- **STATED TASK**
Gather every line holding the string "object".

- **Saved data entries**
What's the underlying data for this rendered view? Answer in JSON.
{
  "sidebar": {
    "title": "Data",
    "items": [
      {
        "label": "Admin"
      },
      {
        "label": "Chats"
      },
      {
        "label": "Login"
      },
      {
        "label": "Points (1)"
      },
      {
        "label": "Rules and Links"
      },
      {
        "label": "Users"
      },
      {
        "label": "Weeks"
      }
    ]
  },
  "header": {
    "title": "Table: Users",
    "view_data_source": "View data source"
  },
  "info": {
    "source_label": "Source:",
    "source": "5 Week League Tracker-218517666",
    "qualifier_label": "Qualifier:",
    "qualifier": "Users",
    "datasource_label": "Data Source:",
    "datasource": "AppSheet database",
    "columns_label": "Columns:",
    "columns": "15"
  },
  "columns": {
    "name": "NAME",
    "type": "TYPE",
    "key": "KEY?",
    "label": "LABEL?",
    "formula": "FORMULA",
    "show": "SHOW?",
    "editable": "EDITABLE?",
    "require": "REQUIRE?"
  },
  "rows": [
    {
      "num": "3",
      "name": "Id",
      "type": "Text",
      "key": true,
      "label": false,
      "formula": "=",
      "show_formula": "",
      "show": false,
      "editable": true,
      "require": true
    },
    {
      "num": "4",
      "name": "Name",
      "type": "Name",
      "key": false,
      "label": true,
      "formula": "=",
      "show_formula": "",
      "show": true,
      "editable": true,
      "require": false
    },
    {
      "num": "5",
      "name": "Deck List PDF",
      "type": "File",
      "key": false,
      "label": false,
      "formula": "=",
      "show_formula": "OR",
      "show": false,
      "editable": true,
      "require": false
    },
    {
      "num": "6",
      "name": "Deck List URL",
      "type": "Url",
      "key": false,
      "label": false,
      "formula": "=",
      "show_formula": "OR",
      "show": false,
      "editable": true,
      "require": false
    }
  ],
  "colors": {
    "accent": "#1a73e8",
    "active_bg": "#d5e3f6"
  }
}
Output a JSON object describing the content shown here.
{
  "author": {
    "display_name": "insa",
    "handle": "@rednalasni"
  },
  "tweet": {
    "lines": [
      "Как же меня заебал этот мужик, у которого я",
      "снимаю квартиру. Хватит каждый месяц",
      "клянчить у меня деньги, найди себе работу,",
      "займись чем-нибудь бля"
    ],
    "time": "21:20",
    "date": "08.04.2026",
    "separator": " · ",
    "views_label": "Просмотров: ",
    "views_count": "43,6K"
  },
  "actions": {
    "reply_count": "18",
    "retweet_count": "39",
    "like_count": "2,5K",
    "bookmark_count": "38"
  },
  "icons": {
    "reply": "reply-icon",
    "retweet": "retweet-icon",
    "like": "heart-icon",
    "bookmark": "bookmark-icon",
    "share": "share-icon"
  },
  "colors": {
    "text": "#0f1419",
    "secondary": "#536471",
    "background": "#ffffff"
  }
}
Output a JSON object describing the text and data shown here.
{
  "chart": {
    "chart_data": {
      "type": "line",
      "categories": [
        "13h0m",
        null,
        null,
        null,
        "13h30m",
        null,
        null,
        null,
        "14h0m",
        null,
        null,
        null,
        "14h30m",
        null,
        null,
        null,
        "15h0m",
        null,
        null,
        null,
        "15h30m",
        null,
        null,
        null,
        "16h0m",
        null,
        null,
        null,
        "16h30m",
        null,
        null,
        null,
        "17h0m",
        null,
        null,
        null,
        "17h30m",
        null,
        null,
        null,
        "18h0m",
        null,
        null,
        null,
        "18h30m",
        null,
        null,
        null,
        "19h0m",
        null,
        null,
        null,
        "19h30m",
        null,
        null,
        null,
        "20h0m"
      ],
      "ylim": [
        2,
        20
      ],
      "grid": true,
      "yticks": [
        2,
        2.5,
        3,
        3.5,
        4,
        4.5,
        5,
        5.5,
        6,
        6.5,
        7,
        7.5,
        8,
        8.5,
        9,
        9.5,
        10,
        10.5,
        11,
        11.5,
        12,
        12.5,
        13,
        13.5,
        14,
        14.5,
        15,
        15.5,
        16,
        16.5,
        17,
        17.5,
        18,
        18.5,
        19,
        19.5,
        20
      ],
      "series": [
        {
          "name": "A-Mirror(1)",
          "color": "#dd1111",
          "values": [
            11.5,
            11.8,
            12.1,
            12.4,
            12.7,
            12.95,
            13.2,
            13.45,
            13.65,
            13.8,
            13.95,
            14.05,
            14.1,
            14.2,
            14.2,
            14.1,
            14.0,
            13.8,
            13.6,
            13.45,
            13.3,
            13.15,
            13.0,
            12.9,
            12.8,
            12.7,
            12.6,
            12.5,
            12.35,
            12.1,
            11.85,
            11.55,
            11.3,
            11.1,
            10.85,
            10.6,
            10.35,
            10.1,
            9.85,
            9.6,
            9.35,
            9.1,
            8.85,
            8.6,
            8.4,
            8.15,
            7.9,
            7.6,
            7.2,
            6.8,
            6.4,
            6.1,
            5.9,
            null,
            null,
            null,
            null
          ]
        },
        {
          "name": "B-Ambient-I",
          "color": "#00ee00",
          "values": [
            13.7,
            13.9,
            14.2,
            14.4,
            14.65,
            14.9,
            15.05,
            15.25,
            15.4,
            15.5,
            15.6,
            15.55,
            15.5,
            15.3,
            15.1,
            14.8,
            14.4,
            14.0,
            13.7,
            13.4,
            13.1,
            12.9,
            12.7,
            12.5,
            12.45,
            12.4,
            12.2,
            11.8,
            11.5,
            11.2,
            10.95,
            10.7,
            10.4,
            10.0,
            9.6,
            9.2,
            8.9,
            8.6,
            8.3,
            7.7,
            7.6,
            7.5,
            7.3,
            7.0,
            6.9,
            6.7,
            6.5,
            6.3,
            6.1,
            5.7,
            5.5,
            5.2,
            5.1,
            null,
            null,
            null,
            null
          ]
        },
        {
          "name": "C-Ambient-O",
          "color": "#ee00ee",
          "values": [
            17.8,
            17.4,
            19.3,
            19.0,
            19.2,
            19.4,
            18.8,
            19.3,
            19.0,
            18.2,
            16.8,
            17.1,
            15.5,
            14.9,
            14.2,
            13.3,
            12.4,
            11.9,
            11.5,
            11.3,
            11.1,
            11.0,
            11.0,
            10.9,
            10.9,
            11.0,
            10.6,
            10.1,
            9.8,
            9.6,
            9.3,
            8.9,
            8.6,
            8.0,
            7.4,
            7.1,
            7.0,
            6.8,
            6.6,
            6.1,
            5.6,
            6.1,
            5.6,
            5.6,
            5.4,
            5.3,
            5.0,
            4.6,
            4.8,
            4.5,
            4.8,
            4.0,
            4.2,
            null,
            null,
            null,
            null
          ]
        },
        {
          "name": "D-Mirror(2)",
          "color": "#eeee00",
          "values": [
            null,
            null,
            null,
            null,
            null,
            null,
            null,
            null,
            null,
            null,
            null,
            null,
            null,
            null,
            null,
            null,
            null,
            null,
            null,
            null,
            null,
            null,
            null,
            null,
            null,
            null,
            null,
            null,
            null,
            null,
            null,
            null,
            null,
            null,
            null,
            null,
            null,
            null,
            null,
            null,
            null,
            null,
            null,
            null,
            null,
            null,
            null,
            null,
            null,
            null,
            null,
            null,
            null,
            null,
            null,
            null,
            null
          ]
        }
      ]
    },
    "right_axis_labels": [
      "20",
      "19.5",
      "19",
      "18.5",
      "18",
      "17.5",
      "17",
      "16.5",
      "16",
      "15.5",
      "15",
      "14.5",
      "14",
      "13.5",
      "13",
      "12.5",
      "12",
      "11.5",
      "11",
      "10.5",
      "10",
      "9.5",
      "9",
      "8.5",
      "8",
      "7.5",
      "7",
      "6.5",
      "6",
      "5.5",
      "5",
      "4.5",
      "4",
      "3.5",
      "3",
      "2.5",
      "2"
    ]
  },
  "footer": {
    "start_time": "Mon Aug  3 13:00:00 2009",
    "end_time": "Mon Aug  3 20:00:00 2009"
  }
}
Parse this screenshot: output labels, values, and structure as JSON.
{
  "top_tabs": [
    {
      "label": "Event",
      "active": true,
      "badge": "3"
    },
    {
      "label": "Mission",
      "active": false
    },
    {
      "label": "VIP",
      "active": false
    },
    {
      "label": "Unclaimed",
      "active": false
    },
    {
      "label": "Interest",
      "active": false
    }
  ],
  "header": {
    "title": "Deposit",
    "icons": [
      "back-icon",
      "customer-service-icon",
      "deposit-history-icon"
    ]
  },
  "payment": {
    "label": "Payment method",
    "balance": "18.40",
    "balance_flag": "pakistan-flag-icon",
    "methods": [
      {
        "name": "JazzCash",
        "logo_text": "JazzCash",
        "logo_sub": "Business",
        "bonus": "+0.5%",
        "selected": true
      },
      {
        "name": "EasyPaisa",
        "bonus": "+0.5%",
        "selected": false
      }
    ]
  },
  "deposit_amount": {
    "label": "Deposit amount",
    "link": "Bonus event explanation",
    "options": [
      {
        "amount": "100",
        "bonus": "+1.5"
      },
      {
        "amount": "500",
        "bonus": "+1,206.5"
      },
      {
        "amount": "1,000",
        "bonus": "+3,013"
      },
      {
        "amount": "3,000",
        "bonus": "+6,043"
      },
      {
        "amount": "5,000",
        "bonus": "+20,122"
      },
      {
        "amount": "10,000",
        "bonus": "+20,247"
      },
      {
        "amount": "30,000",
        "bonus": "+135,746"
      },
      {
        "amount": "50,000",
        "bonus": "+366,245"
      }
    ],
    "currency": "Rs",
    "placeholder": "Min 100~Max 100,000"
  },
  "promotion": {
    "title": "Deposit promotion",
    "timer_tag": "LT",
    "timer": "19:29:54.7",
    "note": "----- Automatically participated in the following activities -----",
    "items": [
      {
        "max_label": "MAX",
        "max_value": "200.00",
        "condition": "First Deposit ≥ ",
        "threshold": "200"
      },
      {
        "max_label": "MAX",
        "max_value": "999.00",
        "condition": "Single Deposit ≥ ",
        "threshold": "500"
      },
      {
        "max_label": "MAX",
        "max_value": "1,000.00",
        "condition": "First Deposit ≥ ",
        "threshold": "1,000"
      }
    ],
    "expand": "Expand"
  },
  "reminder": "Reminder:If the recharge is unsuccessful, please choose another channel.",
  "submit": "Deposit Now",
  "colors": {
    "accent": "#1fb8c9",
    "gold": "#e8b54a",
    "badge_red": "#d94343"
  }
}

- **OUTPUT BELOW**
Output a JSON object describing the content shown here.
Output a JSON object describing the text and data shown here.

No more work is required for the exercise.